BEGIN GIVEN DATA
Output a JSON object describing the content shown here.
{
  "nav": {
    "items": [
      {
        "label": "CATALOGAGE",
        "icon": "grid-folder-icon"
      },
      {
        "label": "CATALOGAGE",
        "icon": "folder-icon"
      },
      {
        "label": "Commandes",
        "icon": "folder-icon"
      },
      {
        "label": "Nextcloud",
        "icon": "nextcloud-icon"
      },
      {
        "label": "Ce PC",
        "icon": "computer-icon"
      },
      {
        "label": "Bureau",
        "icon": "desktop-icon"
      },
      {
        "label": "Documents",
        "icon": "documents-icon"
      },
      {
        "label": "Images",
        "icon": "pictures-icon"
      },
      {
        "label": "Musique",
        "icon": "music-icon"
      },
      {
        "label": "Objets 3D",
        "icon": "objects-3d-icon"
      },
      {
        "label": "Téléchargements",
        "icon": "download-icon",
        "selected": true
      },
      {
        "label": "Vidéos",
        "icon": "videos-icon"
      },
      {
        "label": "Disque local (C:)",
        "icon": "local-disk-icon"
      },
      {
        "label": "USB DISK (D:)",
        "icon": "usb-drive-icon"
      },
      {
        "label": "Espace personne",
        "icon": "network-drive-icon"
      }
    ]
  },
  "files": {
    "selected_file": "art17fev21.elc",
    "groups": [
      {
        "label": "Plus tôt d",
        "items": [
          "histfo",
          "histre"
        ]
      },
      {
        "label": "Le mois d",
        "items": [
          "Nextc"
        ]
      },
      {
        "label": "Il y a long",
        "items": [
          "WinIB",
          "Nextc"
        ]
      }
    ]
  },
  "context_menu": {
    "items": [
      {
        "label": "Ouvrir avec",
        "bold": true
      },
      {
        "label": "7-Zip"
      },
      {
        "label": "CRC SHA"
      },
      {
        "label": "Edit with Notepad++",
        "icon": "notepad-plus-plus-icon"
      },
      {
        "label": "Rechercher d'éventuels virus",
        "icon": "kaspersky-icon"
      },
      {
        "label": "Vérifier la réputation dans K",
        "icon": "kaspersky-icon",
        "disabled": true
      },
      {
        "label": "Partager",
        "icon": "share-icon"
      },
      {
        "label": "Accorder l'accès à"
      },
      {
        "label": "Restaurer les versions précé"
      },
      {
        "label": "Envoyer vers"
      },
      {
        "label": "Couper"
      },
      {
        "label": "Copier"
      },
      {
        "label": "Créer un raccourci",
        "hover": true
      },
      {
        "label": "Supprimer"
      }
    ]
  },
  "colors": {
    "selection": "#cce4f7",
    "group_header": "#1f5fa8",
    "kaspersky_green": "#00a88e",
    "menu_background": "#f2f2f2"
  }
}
END GIVEN DATA
Here, the records must be output exactly and in full.

■ **RESPONSE AREA**
Output a JSON object describing the content shown here.
{
  "nav": {
    "items": [
      {
        "label": "CATALOGAGE",
        "icon": "grid-folder-icon"
      },
      {
        "label": "CATALOGAGE",
        "icon": "folder-icon"
      },
      {
        "label": "Commandes",
        "icon": "folder-icon"
      },
      {
        "label": "Nextcloud",
        "icon": "nextcloud-icon"
      },
      {
        "label": "Ce PC",
        "icon": "computer-icon"
      },
      {
        "label": "Bureau",
        "icon": "desktop-icon"
      },
      {
        "label": "Documents",
        "icon": "documents-icon"
      },
      {
        "label": "Images",
        "icon": "pictures-icon"
      },
      {
        "label": "Musique",
        "icon": "music-icon"
      },
      {
        "label": "Objets 3D",
        "icon": "objects-3d-icon"
      },
      {
        "label": "Téléchargements",
        "icon": "download-icon",
        "selected": true
      },
      {
        "label": "Vidéos",
        "icon": "videos-icon"
      },
      {
        "label": "Disque local (C:)",
        "icon": "local-disk-icon"
      },
      {
        "label": "USB DISK (D:)",
        "icon": "usb-drive-icon"
      },
      {
        "label": "Espace personne",
        "icon": "network-drive-icon"
      }
    ]
  },
  "files": {
    "selected_file": "art17fev21.elc",
    "groups": [
      {
        "label": "Plus tôt d",
        "items": [
          "histfo",
          "histre"
        ]
      },
      {
        "label": "Le mois d",
        "items": [
          "Nextc"
        ]
      },
      {
        "label": "Il y a long",
        "items": [
          "WinIB",
          "Nextc"
        ]
      }
    ]
  },
  "context_menu": {
    "items": [
      {
        "label": "Ouvrir avec",
        "bold": true
      },
      {
        "label": "7-Zip"
      },
      {
        "label": "CRC SHA"
      },
      {
        "label": "Edit with Notepad++",
        "icon": "notepad-plus-plus-icon"
      },
      {
        "label": "Rechercher d'éventuels virus",
        "icon": "kaspersky-icon"
      },
      {
        "label": "Vérifier la réputation dans K",
        "icon": "kaspersky-icon",
        "disabled": true
      },
      {
        "label": "Partager",
        "icon": "share-icon"
      },
      {
        "label": "Accorder l'accès à"
      },
      {
        "label": "Restaurer les versions précé"
      },
      {
        "label": "Envoyer vers"
      },
      {
        "label": "Couper"
      },
      {
        "label": "Copier"
      },
      {
        "label": "Créer un raccourci",
        "hover": true
      },
      {
        "label": "Supprimer"
      }
    ]
  },
  "colors": {
    "selection": "#cce4f7",
    "group_header": "#1f5fa8",
    "kaspersky_green": "#00a88e",
    "menu_background": "#f2f2f2"
  }
}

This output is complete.